■ **Instruction**
Return all lines below containing the word "content".

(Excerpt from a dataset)
⟨
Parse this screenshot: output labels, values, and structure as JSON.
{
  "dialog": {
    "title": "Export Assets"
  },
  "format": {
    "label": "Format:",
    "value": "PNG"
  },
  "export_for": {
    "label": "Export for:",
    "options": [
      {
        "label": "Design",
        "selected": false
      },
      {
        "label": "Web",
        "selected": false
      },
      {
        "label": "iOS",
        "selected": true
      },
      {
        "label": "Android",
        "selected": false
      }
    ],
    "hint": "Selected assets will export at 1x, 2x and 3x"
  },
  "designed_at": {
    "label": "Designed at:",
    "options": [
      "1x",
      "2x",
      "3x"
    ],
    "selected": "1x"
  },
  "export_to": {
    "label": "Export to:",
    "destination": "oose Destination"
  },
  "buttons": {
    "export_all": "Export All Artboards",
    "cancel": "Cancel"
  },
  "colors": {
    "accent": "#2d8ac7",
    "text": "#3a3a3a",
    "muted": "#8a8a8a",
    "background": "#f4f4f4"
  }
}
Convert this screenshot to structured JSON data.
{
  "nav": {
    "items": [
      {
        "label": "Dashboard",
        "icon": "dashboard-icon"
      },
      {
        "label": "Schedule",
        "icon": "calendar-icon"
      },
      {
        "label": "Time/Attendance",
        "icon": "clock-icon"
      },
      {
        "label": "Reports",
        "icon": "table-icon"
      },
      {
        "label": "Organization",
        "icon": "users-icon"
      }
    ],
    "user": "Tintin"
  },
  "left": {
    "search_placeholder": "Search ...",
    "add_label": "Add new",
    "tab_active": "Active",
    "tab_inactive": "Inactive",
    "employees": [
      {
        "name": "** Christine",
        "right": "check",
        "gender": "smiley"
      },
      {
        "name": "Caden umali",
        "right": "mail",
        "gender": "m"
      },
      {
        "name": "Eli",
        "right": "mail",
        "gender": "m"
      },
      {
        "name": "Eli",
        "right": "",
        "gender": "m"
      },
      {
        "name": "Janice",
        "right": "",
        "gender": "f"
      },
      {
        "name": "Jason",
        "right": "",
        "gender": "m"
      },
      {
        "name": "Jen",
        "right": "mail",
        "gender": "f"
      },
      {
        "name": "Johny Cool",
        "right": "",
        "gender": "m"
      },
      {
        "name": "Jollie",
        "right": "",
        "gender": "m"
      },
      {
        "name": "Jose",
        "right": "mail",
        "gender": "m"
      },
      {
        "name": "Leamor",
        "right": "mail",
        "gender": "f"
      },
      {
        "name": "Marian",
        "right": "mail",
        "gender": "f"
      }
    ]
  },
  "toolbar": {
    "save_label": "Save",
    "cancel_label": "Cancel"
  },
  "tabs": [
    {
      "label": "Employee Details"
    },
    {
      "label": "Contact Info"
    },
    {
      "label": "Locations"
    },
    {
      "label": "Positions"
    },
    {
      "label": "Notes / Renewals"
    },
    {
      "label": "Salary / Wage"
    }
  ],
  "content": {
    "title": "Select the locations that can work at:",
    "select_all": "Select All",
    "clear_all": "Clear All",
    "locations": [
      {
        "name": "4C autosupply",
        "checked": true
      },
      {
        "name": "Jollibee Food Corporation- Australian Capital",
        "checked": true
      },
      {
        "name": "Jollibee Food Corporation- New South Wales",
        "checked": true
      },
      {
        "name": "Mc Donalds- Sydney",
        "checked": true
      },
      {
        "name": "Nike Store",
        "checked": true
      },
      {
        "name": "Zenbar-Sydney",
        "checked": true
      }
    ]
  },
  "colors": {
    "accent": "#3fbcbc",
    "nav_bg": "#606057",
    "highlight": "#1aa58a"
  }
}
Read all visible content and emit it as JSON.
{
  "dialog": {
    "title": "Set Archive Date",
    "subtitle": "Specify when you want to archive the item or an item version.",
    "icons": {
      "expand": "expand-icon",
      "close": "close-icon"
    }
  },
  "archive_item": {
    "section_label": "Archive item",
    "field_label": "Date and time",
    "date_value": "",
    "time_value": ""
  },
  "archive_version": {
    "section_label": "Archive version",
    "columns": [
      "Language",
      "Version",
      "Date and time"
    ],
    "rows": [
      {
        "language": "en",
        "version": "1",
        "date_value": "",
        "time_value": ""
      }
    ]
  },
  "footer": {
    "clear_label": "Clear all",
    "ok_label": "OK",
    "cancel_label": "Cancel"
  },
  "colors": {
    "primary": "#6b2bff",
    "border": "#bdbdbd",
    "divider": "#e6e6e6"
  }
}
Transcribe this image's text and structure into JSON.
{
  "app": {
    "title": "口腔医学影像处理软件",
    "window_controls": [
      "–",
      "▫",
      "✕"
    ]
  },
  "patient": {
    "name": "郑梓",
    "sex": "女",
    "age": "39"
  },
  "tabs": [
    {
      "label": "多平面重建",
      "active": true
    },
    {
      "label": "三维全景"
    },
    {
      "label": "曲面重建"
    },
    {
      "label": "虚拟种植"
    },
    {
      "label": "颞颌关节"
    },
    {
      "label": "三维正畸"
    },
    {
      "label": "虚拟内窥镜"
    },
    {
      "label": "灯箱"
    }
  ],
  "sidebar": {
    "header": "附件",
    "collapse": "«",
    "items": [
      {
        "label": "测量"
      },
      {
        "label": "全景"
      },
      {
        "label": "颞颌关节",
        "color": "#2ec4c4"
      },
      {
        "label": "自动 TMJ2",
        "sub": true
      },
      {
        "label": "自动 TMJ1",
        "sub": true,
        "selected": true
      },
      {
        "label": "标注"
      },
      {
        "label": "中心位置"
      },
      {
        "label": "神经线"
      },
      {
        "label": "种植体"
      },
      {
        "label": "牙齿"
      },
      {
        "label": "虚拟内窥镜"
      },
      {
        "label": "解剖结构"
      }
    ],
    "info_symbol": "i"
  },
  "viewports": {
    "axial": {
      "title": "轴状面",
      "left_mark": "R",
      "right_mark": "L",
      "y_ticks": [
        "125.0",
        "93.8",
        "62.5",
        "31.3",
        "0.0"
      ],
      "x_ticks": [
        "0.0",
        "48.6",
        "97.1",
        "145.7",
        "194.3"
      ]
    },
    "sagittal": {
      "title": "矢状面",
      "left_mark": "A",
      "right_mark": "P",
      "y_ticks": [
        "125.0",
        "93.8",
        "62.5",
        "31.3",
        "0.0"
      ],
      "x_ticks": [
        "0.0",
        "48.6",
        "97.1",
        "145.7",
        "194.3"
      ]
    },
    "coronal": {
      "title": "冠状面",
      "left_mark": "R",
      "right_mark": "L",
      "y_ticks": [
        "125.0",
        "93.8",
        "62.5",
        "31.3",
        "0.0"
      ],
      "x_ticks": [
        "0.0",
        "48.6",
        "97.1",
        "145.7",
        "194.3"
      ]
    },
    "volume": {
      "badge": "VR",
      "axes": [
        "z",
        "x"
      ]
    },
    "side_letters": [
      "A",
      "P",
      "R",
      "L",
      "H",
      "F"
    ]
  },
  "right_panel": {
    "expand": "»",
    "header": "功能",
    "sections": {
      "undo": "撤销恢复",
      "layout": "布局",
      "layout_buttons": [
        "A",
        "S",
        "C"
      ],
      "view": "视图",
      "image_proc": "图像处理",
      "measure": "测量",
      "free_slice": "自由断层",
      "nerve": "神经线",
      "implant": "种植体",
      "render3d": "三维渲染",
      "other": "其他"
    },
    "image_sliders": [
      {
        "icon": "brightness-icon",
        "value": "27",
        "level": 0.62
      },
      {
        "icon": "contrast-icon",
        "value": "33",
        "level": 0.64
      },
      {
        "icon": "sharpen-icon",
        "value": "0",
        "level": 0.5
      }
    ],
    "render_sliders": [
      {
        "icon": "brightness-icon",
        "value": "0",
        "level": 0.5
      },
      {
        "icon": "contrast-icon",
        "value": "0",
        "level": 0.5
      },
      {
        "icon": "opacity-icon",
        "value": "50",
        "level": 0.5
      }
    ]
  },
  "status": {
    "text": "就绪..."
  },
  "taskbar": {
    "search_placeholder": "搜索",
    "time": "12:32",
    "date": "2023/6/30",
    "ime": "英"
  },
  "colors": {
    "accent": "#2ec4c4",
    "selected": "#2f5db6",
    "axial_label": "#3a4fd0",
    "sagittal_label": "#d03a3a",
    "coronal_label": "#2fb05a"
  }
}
⟩
■ **Completed exercise**
  "content": {
Read all visible content and emit it as JSON.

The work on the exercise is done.